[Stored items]
-*-
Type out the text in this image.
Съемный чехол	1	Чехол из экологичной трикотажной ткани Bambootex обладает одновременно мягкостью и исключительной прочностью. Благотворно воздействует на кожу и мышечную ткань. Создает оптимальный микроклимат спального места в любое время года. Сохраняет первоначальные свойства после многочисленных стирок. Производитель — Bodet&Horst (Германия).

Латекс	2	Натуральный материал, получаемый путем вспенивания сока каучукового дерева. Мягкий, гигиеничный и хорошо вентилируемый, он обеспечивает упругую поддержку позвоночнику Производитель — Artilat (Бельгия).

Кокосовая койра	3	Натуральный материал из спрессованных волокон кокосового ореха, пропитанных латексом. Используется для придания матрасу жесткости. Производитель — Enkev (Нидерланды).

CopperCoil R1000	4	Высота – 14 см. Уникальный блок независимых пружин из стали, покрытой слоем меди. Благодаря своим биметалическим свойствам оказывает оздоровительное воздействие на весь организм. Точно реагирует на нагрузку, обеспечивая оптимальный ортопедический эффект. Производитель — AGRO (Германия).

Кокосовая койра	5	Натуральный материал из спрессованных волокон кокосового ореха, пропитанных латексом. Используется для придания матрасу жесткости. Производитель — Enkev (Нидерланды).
-*-
- **Problem to work on**: Faithfully copy every entry, leaving nothing out.

- **Expected answer**:
Type out the text in this image.
Съемный чехол	1	Чехол из экологичной трикотажной ткани Bambootex обладает одновременно мягкостью и исключительной прочностью. Благотворно воздействует на кожу и мышечную ткань. Создает оптимальный микроклимат спального места в любое время года. Сохраняет первоначальные свойства после многочисленных стирок. Производитель — Bodet&Horst (Германия).

Латекс	2	Натуральный материал, получаемый путем вспенивания сока каучукового дерева. Мягкий, гигиеничный и хорошо вентилируемый, он обеспечивает упругую поддержку позвоночнику Производитель — Artilat (Бельгия).

Кокосовая койра	3	Натуральный материал из спрессованных волокон кокосового ореха, пропитанных латексом. Используется для придания матрасу жесткости. Производитель — Enkev (Нидерланды).

CopperCoil R1000	4	Высота – 14 см. Уникальный блок независимых пружин из стали, покрытой слоем меди. Благодаря своим биметалическим свойствам оказывает оздоровительное воздействие на весь организм. Точно реагирует на нагрузку, обеспечивая оптимальный ортопедический эффект. Производитель — AGRO (Германия).

Кокосовая койра	5	Натуральный материал из спрессованных волокон кокосового ореха, пропитанных латексом. Используется для придания матрасу жесткости. Производитель — Enkev (Нидерланды).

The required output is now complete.